Brief: Whenever a line contains the string "structure", copy it out of the entries.

— START OF Records for this exercise —

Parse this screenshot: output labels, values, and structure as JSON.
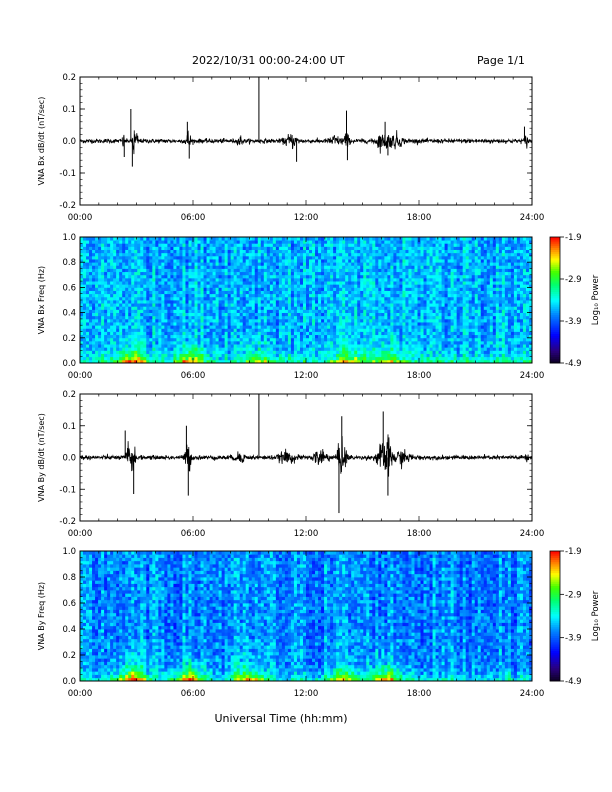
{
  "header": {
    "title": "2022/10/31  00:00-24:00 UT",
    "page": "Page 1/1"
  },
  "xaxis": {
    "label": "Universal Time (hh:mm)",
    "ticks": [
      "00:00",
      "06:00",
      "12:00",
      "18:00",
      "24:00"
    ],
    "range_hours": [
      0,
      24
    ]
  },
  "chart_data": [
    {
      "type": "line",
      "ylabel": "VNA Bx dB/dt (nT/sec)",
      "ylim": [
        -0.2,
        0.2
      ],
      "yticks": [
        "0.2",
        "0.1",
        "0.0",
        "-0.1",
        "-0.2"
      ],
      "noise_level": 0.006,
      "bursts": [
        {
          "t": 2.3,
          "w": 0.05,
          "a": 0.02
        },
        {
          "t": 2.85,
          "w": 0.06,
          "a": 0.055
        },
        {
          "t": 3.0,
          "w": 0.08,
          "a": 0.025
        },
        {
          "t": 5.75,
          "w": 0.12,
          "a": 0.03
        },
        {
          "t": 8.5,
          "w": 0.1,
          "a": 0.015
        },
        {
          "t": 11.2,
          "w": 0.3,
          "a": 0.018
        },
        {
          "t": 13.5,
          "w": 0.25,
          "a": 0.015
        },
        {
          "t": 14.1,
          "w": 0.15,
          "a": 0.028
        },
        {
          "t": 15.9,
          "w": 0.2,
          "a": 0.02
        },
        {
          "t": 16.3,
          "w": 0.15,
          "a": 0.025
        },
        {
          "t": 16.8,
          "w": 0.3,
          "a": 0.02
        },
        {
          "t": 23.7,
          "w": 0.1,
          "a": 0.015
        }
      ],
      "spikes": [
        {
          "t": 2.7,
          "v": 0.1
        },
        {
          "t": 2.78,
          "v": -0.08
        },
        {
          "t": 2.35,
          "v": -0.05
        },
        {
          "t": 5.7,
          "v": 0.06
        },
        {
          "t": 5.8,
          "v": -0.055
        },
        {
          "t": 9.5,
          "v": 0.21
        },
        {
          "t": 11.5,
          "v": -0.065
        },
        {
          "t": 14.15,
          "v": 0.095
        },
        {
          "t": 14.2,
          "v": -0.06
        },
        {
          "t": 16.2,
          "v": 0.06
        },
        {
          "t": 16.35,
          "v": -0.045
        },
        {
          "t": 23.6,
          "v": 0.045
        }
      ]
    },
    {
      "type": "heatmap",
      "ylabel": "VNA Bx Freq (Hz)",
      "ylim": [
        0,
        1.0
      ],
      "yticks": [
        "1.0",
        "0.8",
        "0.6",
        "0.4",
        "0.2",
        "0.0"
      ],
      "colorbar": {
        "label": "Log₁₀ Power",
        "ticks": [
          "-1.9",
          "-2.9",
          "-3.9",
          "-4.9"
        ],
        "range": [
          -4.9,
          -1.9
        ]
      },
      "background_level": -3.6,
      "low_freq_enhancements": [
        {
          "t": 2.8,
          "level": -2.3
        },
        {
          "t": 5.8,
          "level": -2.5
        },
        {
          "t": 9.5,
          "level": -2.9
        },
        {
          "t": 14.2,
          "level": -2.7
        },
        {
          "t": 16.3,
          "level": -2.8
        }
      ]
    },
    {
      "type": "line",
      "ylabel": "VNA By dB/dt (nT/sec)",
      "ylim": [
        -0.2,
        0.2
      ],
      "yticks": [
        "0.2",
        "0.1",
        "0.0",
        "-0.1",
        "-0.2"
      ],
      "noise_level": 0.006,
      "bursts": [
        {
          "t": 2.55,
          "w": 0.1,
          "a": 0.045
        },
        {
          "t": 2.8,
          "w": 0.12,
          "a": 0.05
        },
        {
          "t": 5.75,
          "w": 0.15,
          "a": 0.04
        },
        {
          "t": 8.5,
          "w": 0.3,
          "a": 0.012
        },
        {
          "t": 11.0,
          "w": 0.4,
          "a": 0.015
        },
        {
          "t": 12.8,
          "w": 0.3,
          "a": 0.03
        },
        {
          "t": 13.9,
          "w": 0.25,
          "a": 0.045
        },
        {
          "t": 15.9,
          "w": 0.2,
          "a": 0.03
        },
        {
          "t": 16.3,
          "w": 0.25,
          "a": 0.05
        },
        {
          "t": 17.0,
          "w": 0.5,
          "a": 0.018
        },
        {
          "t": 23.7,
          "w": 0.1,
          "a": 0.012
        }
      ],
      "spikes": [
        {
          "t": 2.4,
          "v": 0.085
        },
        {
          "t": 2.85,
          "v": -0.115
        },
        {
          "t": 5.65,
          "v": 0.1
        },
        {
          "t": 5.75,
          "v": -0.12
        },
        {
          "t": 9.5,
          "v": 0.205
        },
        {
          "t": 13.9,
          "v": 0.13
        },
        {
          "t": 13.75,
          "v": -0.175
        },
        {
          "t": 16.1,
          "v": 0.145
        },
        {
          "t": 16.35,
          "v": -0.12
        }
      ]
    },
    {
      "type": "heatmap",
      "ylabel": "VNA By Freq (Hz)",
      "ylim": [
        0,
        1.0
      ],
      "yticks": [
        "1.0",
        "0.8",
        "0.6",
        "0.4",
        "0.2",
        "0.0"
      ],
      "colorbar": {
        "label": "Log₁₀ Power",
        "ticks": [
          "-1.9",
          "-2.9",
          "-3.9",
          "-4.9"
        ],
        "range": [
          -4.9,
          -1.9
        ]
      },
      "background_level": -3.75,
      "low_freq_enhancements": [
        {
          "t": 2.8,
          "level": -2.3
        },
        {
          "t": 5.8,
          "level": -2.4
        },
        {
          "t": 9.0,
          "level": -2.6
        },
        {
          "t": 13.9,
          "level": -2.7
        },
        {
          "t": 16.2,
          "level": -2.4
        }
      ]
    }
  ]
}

— END OF Records for this exercise —
— START OF Records for this exercise —

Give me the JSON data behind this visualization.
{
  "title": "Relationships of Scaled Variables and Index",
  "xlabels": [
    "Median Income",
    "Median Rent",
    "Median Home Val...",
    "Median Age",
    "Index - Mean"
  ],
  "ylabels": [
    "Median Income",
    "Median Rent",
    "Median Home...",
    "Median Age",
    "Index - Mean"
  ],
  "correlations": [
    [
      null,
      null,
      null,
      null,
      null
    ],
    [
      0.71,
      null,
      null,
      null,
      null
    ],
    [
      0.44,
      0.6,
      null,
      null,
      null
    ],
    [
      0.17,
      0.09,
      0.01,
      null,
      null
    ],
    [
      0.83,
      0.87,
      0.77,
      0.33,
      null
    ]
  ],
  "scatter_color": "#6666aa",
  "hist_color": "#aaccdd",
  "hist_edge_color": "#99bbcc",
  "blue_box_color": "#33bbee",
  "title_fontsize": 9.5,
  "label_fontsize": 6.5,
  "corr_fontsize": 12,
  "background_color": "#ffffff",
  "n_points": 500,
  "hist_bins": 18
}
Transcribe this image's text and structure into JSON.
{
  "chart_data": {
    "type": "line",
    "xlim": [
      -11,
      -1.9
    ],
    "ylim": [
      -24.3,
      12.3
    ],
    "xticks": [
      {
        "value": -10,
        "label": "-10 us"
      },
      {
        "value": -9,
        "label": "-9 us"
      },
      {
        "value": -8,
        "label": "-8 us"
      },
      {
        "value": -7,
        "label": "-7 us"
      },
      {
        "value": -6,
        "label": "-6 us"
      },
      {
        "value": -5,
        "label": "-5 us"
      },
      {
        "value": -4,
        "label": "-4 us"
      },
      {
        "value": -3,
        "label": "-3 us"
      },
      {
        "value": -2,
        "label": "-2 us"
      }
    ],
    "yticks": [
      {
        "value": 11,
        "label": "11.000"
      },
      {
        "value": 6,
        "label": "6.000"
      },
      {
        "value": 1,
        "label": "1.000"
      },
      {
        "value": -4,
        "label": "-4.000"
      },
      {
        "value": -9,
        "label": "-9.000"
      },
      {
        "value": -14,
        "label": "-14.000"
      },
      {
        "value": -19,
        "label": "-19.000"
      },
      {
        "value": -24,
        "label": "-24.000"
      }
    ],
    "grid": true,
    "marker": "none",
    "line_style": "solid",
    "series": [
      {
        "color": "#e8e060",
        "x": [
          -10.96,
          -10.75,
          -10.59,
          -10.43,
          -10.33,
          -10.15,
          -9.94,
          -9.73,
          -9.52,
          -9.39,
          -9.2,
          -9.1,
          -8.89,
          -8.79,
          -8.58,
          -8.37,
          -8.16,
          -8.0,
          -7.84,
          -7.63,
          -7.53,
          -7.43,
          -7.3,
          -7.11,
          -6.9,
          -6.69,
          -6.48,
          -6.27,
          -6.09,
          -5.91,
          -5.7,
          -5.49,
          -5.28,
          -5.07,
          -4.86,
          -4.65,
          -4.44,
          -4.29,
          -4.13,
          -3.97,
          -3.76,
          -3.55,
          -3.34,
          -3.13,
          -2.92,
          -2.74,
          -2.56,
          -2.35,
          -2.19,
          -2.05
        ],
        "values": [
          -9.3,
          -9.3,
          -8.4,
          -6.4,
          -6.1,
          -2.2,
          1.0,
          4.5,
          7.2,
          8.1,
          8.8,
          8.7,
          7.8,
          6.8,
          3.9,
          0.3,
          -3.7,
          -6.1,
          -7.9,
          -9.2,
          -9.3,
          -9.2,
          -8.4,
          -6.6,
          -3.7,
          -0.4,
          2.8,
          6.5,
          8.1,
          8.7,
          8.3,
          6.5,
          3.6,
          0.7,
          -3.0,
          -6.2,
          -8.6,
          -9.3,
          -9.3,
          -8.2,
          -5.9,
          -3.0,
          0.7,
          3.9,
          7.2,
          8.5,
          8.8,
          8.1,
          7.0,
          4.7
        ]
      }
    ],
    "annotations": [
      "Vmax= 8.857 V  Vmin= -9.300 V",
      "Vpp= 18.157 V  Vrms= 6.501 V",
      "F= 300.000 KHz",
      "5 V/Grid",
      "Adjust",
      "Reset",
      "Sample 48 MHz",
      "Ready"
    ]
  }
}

— END OF Records for this exercise —

Task response:
Parse this screenshot: output labels, values, and structure as JSON.
Transcribe this image's text and structure into JSON.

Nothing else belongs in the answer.